◆ Supplied information
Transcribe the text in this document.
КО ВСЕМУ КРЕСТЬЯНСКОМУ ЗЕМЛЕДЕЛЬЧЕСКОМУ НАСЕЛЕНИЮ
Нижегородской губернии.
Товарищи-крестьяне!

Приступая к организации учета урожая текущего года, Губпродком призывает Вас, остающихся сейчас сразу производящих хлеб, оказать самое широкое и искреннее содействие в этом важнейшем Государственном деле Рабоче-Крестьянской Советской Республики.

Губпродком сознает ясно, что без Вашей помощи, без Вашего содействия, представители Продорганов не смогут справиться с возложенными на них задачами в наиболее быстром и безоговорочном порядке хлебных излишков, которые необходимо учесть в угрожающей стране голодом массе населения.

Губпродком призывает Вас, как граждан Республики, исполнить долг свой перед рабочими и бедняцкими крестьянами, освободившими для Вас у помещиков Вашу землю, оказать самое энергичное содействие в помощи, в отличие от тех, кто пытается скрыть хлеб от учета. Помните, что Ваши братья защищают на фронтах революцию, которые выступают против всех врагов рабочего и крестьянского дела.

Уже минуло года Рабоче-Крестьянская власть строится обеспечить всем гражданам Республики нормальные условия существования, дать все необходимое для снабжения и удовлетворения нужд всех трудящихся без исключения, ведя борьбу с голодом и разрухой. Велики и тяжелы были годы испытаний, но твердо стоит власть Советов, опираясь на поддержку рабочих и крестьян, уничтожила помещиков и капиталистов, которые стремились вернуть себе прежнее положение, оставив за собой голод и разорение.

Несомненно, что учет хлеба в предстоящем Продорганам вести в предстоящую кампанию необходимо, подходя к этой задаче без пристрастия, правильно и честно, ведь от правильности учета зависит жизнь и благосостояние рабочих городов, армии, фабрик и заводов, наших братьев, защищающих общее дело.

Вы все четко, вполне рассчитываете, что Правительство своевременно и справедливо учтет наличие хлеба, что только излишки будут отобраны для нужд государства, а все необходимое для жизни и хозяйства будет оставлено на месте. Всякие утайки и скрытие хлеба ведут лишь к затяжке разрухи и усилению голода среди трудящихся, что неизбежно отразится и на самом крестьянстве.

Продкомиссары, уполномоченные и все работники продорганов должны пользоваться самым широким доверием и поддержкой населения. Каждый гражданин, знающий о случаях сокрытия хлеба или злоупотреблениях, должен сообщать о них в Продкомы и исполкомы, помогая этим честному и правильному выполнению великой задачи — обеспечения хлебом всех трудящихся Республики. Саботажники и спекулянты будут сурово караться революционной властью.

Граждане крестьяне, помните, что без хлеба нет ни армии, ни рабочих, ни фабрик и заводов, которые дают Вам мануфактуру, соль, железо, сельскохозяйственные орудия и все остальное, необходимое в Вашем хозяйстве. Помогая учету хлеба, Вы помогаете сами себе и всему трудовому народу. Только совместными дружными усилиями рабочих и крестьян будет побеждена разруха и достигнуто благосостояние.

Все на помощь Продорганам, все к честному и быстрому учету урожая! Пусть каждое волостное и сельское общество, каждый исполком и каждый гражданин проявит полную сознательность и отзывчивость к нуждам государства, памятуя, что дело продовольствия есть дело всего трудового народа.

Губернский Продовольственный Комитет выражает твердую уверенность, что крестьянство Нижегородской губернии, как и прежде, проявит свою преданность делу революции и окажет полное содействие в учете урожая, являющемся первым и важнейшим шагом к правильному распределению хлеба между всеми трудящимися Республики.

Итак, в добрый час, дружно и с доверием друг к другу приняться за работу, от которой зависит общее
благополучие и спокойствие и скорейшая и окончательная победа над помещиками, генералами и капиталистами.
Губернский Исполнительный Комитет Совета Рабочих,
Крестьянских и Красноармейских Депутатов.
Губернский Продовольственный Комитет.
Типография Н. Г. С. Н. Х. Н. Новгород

◆ Written request
Copy each line of the entries that includes the word "общее".

◆ Solution for this problem
Несомненно, что учет хлеба в предстоящем Продорганам вести в предстоящую кампанию необходимо, подходя к этой задаче без пристрастия, правильно и честно, ведь от правильности учета зависит жизнь и благосостояние рабочих городов, армии, фабрик и заводов, наших братьев, защищающих общее дело.
Итак, в добрый час, дружно и с доверием друг к другу приняться за работу, от которой зависит общее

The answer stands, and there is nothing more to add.